**Aim:** Leave out any pictures and transcribe all other data below exactly.

**Supplied data:**
━━━━

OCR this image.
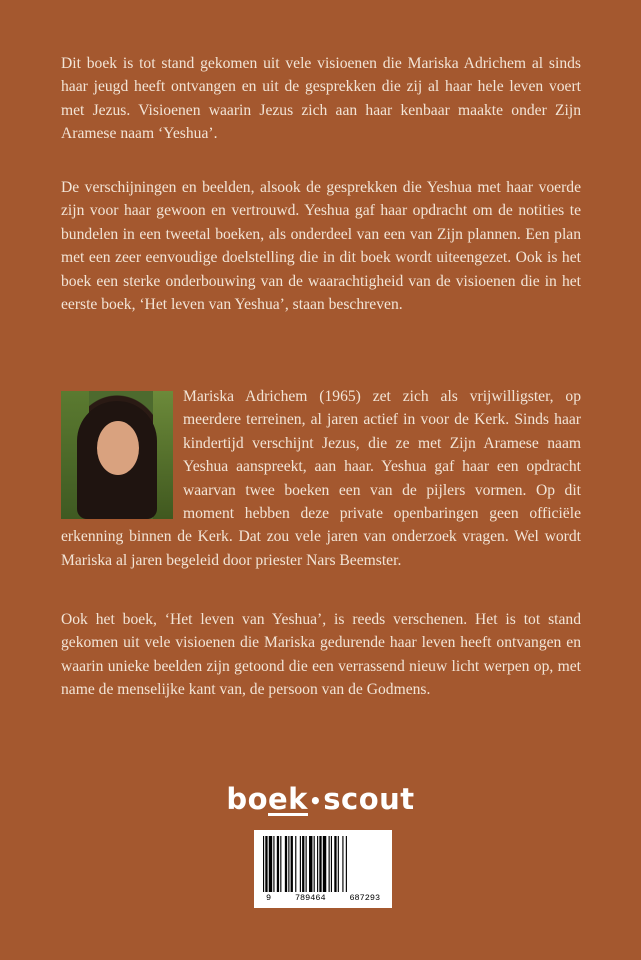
Dit boek is tot stand gekomen uit vele visioenen die Mariska Adrichem al sinds haar jeugd heeft ontvangen en uit de gesprekken die zij al haar hele leven voert met Jezus. Visioenen waarin Jezus zich aan haar kenbaar maakte onder Zijn Aramese naam ‘Yeshua’.

De verschijningen en beelden, alsook de gesprekken die Yeshua met haar voerde zijn voor haar gewoon en vertrouwd. Yeshua gaf haar opdracht om de notities te bundelen in een tweetal boeken, als onderdeel van een van Zijn plannen. Een plan met een zeer eenvoudige doelstelling die in dit boek wordt uiteengezet. Ook is het boek een sterke onderbouwing van de waarachtigheid van de visioenen die in het eerste boek, ‘Het leven van Yeshua’, staan beschreven.

Mariska Adrichem (1965) zet zich als vrijwilligster, op meerdere terreinen, al jaren actief in voor de Kerk. Sinds haar kindertijd verschijnt Jezus, die ze met Zijn Aramese naam Yeshua aanspreekt, aan haar. Yeshua gaf haar een opdracht waarvan twee boeken een van de pijlers vormen. Op dit moment hebben deze private openbaringen geen officiële erkenning binnen de Kerk. Dat zou vele jaren van onderzoek vragen. Wel wordt Mariska al jaren begeleid door priester Nars Beemster.

Ook het boek, ‘Het leven van Yeshua’, is reeds verschenen. Het is tot stand gekomen uit vele visioenen die Mariska gedurende haar leven heeft ontvangen en waarin unieke beelden zijn getoond die een verrassend nieuw licht werpen op, met name de menselijke kant van, de persoon van de Godmens.

boek•scout
9	789464	687293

━━━━

**The response:**
OCR this image.
Dit boek is tot stand gekomen uit vele visioenen die Mariska Adrichem al sinds haar jeugd heeft ontvangen en uit de gesprekken die zij al haar hele leven voert met Jezus. Visioenen waarin Jezus zich aan haar kenbaar maakte onder Zijn Aramese naam ‘Yeshua’.

De verschijningen en beelden, alsook de gesprekken die Yeshua met haar voerde zijn voor haar gewoon en vertrouwd. Yeshua gaf haar opdracht om de notities te bundelen in een tweetal boeken, als onderdeel van een van Zijn plannen. Een plan met een zeer eenvoudige doelstelling die in dit boek wordt uiteengezet. Ook is het boek een sterke onderbouwing van de waarachtigheid van de visioenen die in het eerste boek, ‘Het leven van Yeshua’, staan beschreven.

Mariska Adrichem (1965) zet zich als vrijwilligster, op meerdere terreinen, al jaren actief in voor de Kerk. Sinds haar kindertijd verschijnt Jezus, die ze met Zijn Aramese naam Yeshua aanspreekt, aan haar. Yeshua gaf haar een opdracht waarvan twee boeken een van de pijlers vormen. Op dit moment hebben deze private openbaringen geen officiële erkenning binnen de Kerk. Dat zou vele jaren van onderzoek vragen. Wel wordt Mariska al jaren begeleid door priester Nars Beemster.

Ook het boek, ‘Het leven van Yeshua’, is reeds verschenen. Het is tot stand gekomen uit vele visioenen die Mariska gedurende haar leven heeft ontvangen en waarin unieke beelden zijn getoond die een verrassend nieuw licht werpen op, met name de menselijke kant van, de persoon van de Godmens.

boek•scout
9	789464	687293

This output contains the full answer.